>> START Stored data

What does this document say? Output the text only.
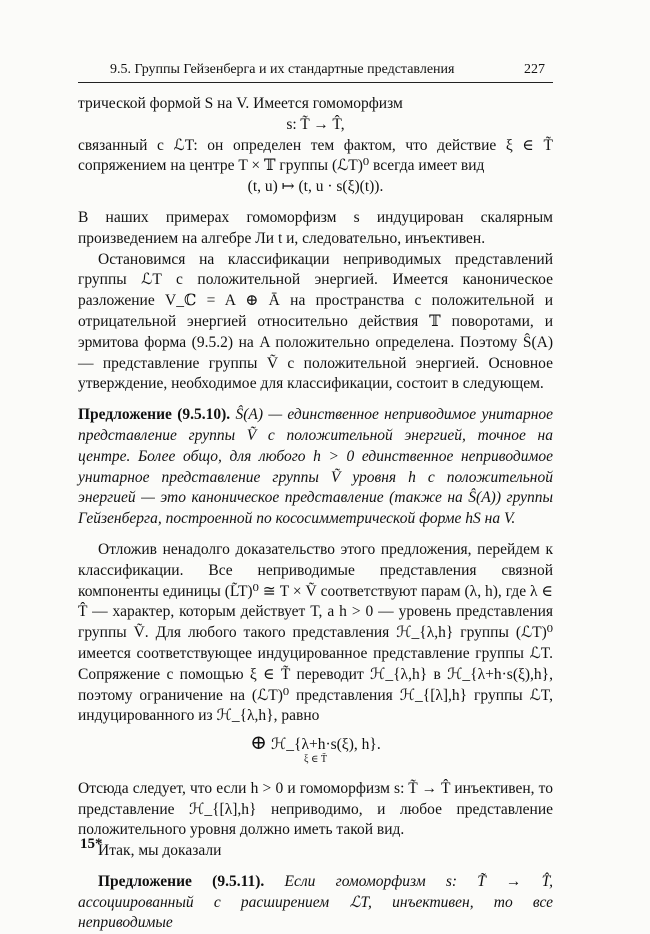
9.5. Группы Гейзенберга и их стандартные представления	227

трической формой S на V. Имеется гомоморфизм

s: T̃ → T̂,

связанный с ℒT: он определен тем фактом, что действие ξ ∈ T̃ сопряжением на центре T × 𝕋 группы (ℒT)⁰ всегда имеет вид

(t, u) ↦ (t, u · s(ξ)(t)).

В наших примерах гомоморфизм s индуцирован скалярным произведением на алгебре Ли t и, следовательно, инъективен.

Остановимся на классификации неприводимых представлений группы ℒT с положительной энергией. Имеется каноническое разложение V_ℂ = A ⊕ Ā на пространства с положительной и отрицательной энергией относительно действия 𝕋 поворотами, и эрмитова форма (9.5.2) на A положительно определена. Поэтому Ŝ(A) — представление группы Ṽ с положительной энергией. Основное утверждение, необходимое для классификации, состоит в следующем.

Предложение (9.5.10). Ŝ(A) — единственное неприводимое унитарное представление группы Ṽ с положительной энергией, точное на центре. Более общо, для любого h > 0 единственное неприводимое унитарное представление группы Ṽ уровня h с положительной энергией — это каноническое представление (также на Ŝ(A)) группы Гейзенберга, построенной по кососимметрической форме hS на V.

Отложив ненадолго доказательство этого предложения, перейдем к классификации. Все неприводимые представления связной компоненты единицы (L̃T)⁰ ≅ T × Ṽ соответствуют парам (λ, h), где λ ∈ T̂ — характер, которым действует T, а h > 0 — уровень представления группы Ṽ. Для любого такого представления ℋ_{λ,h} группы (ℒT)⁰ имеется соответствующее индуцированное представление группы ℒT. Сопряжение с помощью ξ ∈ T̃ переводит ℋ_{λ,h} в ℋ_{λ+h·s(ξ),h}, поэтому ограничение на (ℒT)⁰ представления ℋ_{[λ],h} группы ℒT, индуцированного из ℋ_{λ,h}, равно

⊕ ℋ_{λ+h·s(ξ), h}.
ξ ∈ T̃

Отсюда следует, что если h > 0 и гомоморфизм s: T̃ → T̂ инъективен, то представление ℋ_{[λ],h} неприводимо, и любое представление положительного уровня должно иметь такой вид.

Итак, мы доказали

Предложение (9.5.11). Если гомоморфизм s: T̃ → T̂, ассоциированный с расширением ℒT, инъективен, то все неприводимые

15*
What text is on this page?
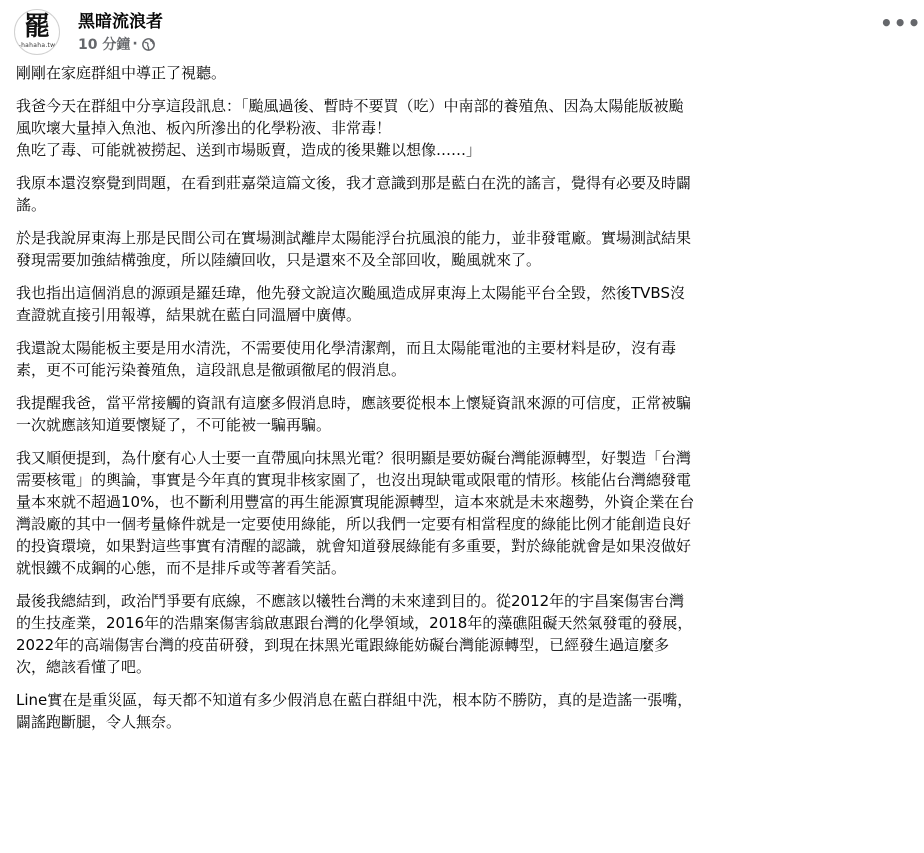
罷
-hahaha.tw
黑暗流浪者
10 分鐘 ·
•••
剛剛在家庭群組中導正了視聽。
我爸今天在群組中分享這段訊息：「颱風過後、暫時不要買（吃）中南部的養殖魚、因為太陽能版被颱
風吹壞大量掉入魚池、板內所滲出的化學粉液、非常毒！
魚吃了毒、可能就被撈起、送到市場販賣，造成的後果難以想像……」
我原本還沒察覺到問題，在看到莊嘉榮這篇文後，我才意識到那是藍白在洗的謠言，覺得有必要及時闢
謠。
於是我說屏東海上那是民間公司在實場測試離岸太陽能浮台抗風浪的能力，並非發電廠。實場測試結果
發現需要加強結構強度，所以陸續回收，只是還來不及全部回收，颱風就來了。
我也指出這個消息的源頭是羅廷瑋，他先發文說這次颱風造成屏東海上太陽能平台全毀，然後TVBS沒
查證就直接引用報導，結果就在藍白同溫層中廣傳。
我還說太陽能板主要是用水清洗，不需要使用化學清潔劑，而且太陽能電池的主要材料是矽，沒有毒
素，更不可能污染養殖魚，這段訊息是徹頭徹尾的假消息。
我提醒我爸，當平常接觸的資訊有這麼多假消息時，應該要從根本上懷疑資訊來源的可信度，正常被騙
一次就應該知道要懷疑了，不可能被一騙再騙。
我又順便提到，為什麼有心人士要一直帶風向抹黑光電？很明顯是要妨礙台灣能源轉型，好製造「台灣
需要核電」的輿論，事實是今年真的實現非核家園了，也沒出現缺電或限電的情形。核能佔台灣總發電
量本來就不超過10%，也不斷利用豐富的再生能源實現能源轉型，這本來就是未來趨勢，外資企業在台
灣設廠的其中一個考量條件就是一定要使用綠能，所以我們一定要有相當程度的綠能比例才能創造良好
的投資環境，如果對這些事實有清醒的認識，就會知道發展綠能有多重要，對於綠能就會是如果沒做好
就恨鐵不成鋼的心態，而不是排斥或等著看笑話。
最後我總結到，政治鬥爭要有底線，不應該以犧牲台灣的未來達到目的。從2012年的宇昌案傷害台灣
的生技產業，2016年的浩鼎案傷害翁啟惠跟台灣的化學領域，2018年的藻礁阻礙天然氣發電的發展，
2022年的高端傷害台灣的疫苗研發，到現在抹黑光電跟綠能妨礙台灣能源轉型，已經發生過這麼多
次，總該看懂了吧。
Line實在是重災區，每天都不知道有多少假消息在藍白群組中洗，根本防不勝防，真的是造謠一張嘴，
闢謠跑斷腿，令人無奈。
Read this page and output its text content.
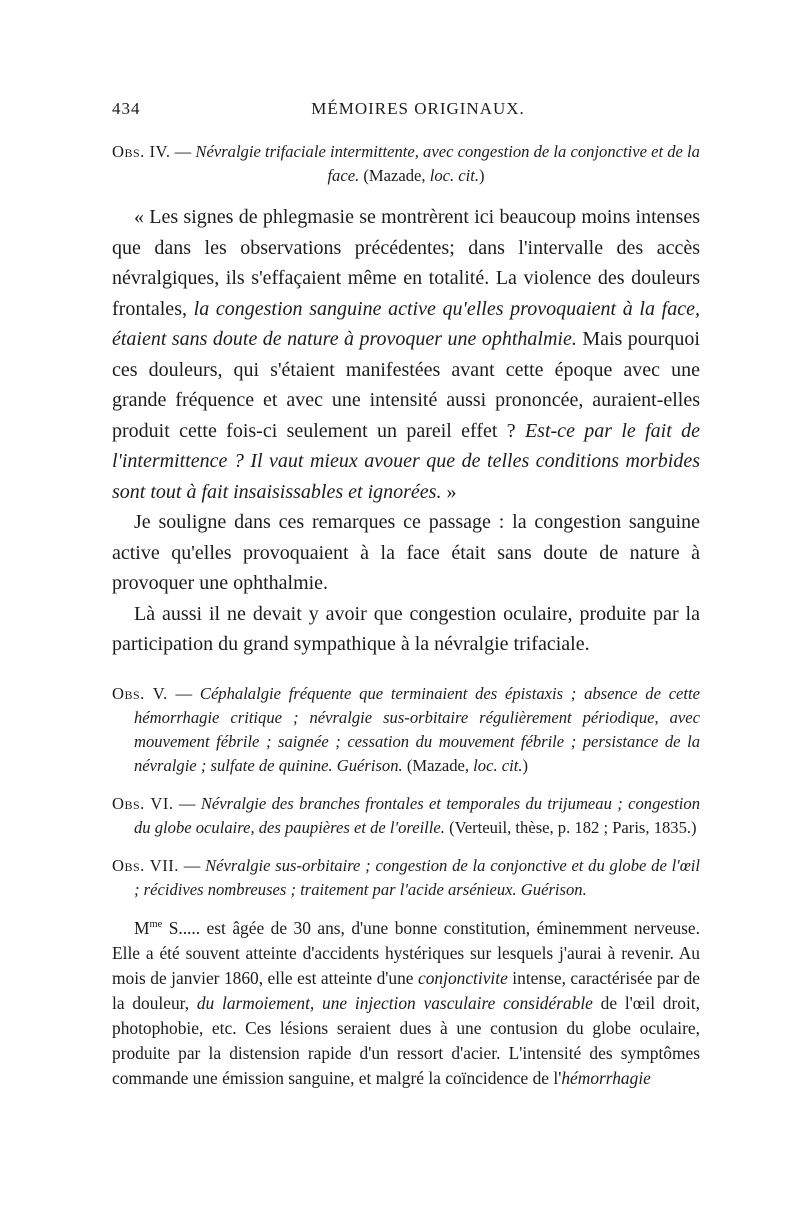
434	MÉMOIRES ORIGINAUX.

Obs. IV. — Névralgie trifaciale intermittente, avec congestion de la conjonctive et de la face. (Mazade, loc. cit.)

« Les signes de phlegmasie se montrèrent ici beaucoup moins intenses que dans les observations précédentes; dans l'intervalle des accès névralgiques, ils s'effaçaient même en totalité. La violence des douleurs frontales, la congestion sanguine active qu'elles provoquaient à la face, étaient sans doute de nature à provoquer une ophthalmie. Mais pourquoi ces douleurs, qui s'étaient manifestées avant cette époque avec une grande fréquence et avec une intensité aussi prononcée, auraient-elles produit cette fois-ci seulement un pareil effet ? Est-ce par le fait de l'intermittence ? Il vaut mieux avouer que de telles conditions morbides sont tout à fait insaisissables et ignorées. »

Je souligne dans ces remarques ce passage : la congestion sanguine active qu'elles provoquaient à la face était sans doute de nature à provoquer une ophthalmie.

Là aussi il ne devait y avoir que congestion oculaire, produite par la participation du grand sympathique à la névralgie trifaciale.

Obs. V. — Céphalalgie fréquente que terminaient des épistaxis ; absence de cette hémorrhagie critique ; névralgie sus-orbitaire régulièrement périodique, avec mouvement fébrile ; saignée ; cessation du mouvement fébrile ; persistance de la névralgie ; sulfate de quinine. Guérison. (Mazade, loc. cit.)

Obs. VI. — Névralgie des branches frontales et temporales du trijumeau ; congestion du globe oculaire, des paupières et de l'oreille. (Verteuil, thèse, p. 182 ; Paris, 1835.)

Obs. VII. — Névralgie sus-orbitaire ; congestion de la conjonctive et du globe de l'œil ; récidives nombreuses ; traitement par l'acide arsénieux. Guérison.

$M^{me}$ S..... est âgée de 30 ans, d'une bonne constitution, éminemment nerveuse. Elle a été souvent atteinte d'accidents hystériques sur lesquels j'aurai à revenir. Au mois de janvier 1860, elle est atteinte d'une conjonctivite intense, caractérisée par de la douleur, du larmoiement, une injection vasculaire considérable de l'œil droit, photophobie, etc. Ces lésions seraient dues à une contusion du globe oculaire, produite par la distension rapide d'un ressort d'acier. L'intensité des symptômes commande une émission sanguine, et malgré la coïncidence de l'hémorrhagie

>> END Stored data

* What is required *
Without including any pictures, reproduce the listing exactly.

* Response to the task *
What does this document say? Output the text only.
9.5. Группы Гейзенберга и их стандартные представления	227

трической формой S на V. Имеется гомоморфизм

s: T̃ → T̂,

связанный с ℒT: он определен тем фактом, что действие ξ ∈ T̃ сопряжением на центре T × 𝕋 группы (ℒT)⁰ всегда имеет вид

(t, u) ↦ (t, u · s(ξ)(t)).

В наших примерах гомоморфизм s индуцирован скалярным произведением на алгебре Ли t и, следовательно, инъективен.

Остановимся на классификации неприводимых представлений группы ℒT с положительной энергией. Имеется каноническое разложение V_ℂ = A ⊕ Ā на пространства с положительной и отрицательной энергией относительно действия 𝕋 поворотами, и эрмитова форма (9.5.2) на A положительно определена. Поэтому Ŝ(A) — представление группы Ṽ с положительной энергией. Основное утверждение, необходимое для классификации, состоит в следующем.

Предложение (9.5.10). Ŝ(A) — единственное неприводимое унитарное представление группы Ṽ с положительной энергией, точное на центре. Более общо, для любого h > 0 единственное неприводимое унитарное представление группы Ṽ уровня h с положительной энергией — это каноническое представление (также на Ŝ(A)) группы Гейзенберга, построенной по кососимметрической форме hS на V.

Отложив ненадолго доказательство этого предложения, перейдем к классификации. Все неприводимые представления связной компоненты единицы (L̃T)⁰ ≅ T × Ṽ соответствуют парам (λ, h), где λ ∈ T̂ — характер, которым действует T, а h > 0 — уровень представления группы Ṽ. Для любого такого представления ℋ_{λ,h} группы (ℒT)⁰ имеется соответствующее индуцированное представление группы ℒT. Сопряжение с помощью ξ ∈ T̃ переводит ℋ_{λ,h} в ℋ_{λ+h·s(ξ),h}, поэтому ограничение на (ℒT)⁰ представления ℋ_{[λ],h} группы ℒT, индуцированного из ℋ_{λ,h}, равно

⊕ ℋ_{λ+h·s(ξ), h}.
ξ ∈ T̃

Отсюда следует, что если h > 0 и гомоморфизм s: T̃ → T̂ инъективен, то представление ℋ_{[λ],h} неприводимо, и любое представление положительного уровня должно иметь такой вид.

Итак, мы доказали

Предложение (9.5.11). Если гомоморфизм s: T̃ → T̂, ассоциированный с расширением ℒT, инъективен, то все неприводимые

15*
What text is on this page?
罷
-hahaha.tw
黑暗流浪者
10 分鐘 ·
•••
剛剛在家庭群組中導正了視聽。
我爸今天在群組中分享這段訊息：「颱風過後、暫時不要買（吃）中南部的養殖魚、因為太陽能版被颱
風吹壞大量掉入魚池、板內所滲出的化學粉液、非常毒！
魚吃了毒、可能就被撈起、送到市場販賣，造成的後果難以想像……」
我原本還沒察覺到問題，在看到莊嘉榮這篇文後，我才意識到那是藍白在洗的謠言，覺得有必要及時闢
謠。
於是我說屏東海上那是民間公司在實場測試離岸太陽能浮台抗風浪的能力，並非發電廠。實場測試結果
發現需要加強結構強度，所以陸續回收，只是還來不及全部回收，颱風就來了。
我也指出這個消息的源頭是羅廷瑋，他先發文說這次颱風造成屏東海上太陽能平台全毀，然後TVBS沒
查證就直接引用報導，結果就在藍白同溫層中廣傳。
我還說太陽能板主要是用水清洗，不需要使用化學清潔劑，而且太陽能電池的主要材料是矽，沒有毒
素，更不可能污染養殖魚，這段訊息是徹頭徹尾的假消息。
我提醒我爸，當平常接觸的資訊有這麼多假消息時，應該要從根本上懷疑資訊來源的可信度，正常被騙
一次就應該知道要懷疑了，不可能被一騙再騙。
我又順便提到，為什麼有心人士要一直帶風向抹黑光電？很明顯是要妨礙台灣能源轉型，好製造「台灣
需要核電」的輿論，事實是今年真的實現非核家園了，也沒出現缺電或限電的情形。核能佔台灣總發電
量本來就不超過10%，也不斷利用豐富的再生能源實現能源轉型，這本來就是未來趨勢，外資企業在台
灣設廠的其中一個考量條件就是一定要使用綠能，所以我們一定要有相當程度的綠能比例才能創造良好
的投資環境，如果對這些事實有清醒的認識，就會知道發展綠能有多重要，對於綠能就會是如果沒做好
就恨鐵不成鋼的心態，而不是排斥或等著看笑話。
最後我總結到，政治鬥爭要有底線，不應該以犧牲台灣的未來達到目的。從2012年的宇昌案傷害台灣
的生技產業，2016年的浩鼎案傷害翁啟惠跟台灣的化學領域，2018年的藻礁阻礙天然氣發電的發展，
2022年的高端傷害台灣的疫苗研發，到現在抹黑光電跟綠能妨礙台灣能源轉型，已經發生過這麼多
次，總該看懂了吧。
Line實在是重災區，每天都不知道有多少假消息在藍白群組中洗，根本防不勝防，真的是造謠一張嘴，
闢謠跑斷腿，令人無奈。
Read this page and output its text content.
434	MÉMOIRES ORIGINAUX.

Obs. IV. — Névralgie trifaciale intermittente, avec congestion de la conjonctive et de la face. (Mazade, loc. cit.)

« Les signes de phlegmasie se montrèrent ici beaucoup moins intenses que dans les observations précédentes; dans l'intervalle des accès névralgiques, ils s'effaçaient même en totalité. La violence des douleurs frontales, la congestion sanguine active qu'elles provoquaient à la face, étaient sans doute de nature à provoquer une ophthalmie. Mais pourquoi ces douleurs, qui s'étaient manifestées avant cette époque avec une grande fréquence et avec une intensité aussi prononcée, auraient-elles produit cette fois-ci seulement un pareil effet ? Est-ce par le fait de l'intermittence ? Il vaut mieux avouer que de telles conditions morbides sont tout à fait insaisissables et ignorées. »

Je souligne dans ces remarques ce passage : la congestion sanguine active qu'elles provoquaient à la face était sans doute de nature à provoquer une ophthalmie.

Là aussi il ne devait y avoir que congestion oculaire, produite par la participation du grand sympathique à la névralgie trifaciale.

Obs. V. — Céphalalgie fréquente que terminaient des épistaxis ; absence de cette hémorrhagie critique ; névralgie sus-orbitaire régulièrement périodique, avec mouvement fébrile ; saignée ; cessation du mouvement fébrile ; persistance de la névralgie ; sulfate de quinine. Guérison. (Mazade, loc. cit.)

Obs. VI. — Névralgie des branches frontales et temporales du trijumeau ; congestion du globe oculaire, des paupières et de l'oreille. (Verteuil, thèse, p. 182 ; Paris, 1835.)

Obs. VII. — Névralgie sus-orbitaire ; congestion de la conjonctive et du globe de l'œil ; récidives nombreuses ; traitement par l'acide arsénieux. Guérison.

$M^{me}$ S..... est âgée de 30 ans, d'une bonne constitution, éminemment nerveuse. Elle a été souvent atteinte d'accidents hystériques sur lesquels j'aurai à revenir. Au mois de janvier 1860, elle est atteinte d'une conjonctivite intense, caractérisée par de la douleur, du larmoiement, une injection vasculaire considérable de l'œil droit, photophobie, etc. Ces lésions seraient dues à une contusion du globe oculaire, produite par la distension rapide d'un ressort d'acier. L'intensité des symptômes commande une émission sanguine, et malgré la coïncidence de l'hémorrhagie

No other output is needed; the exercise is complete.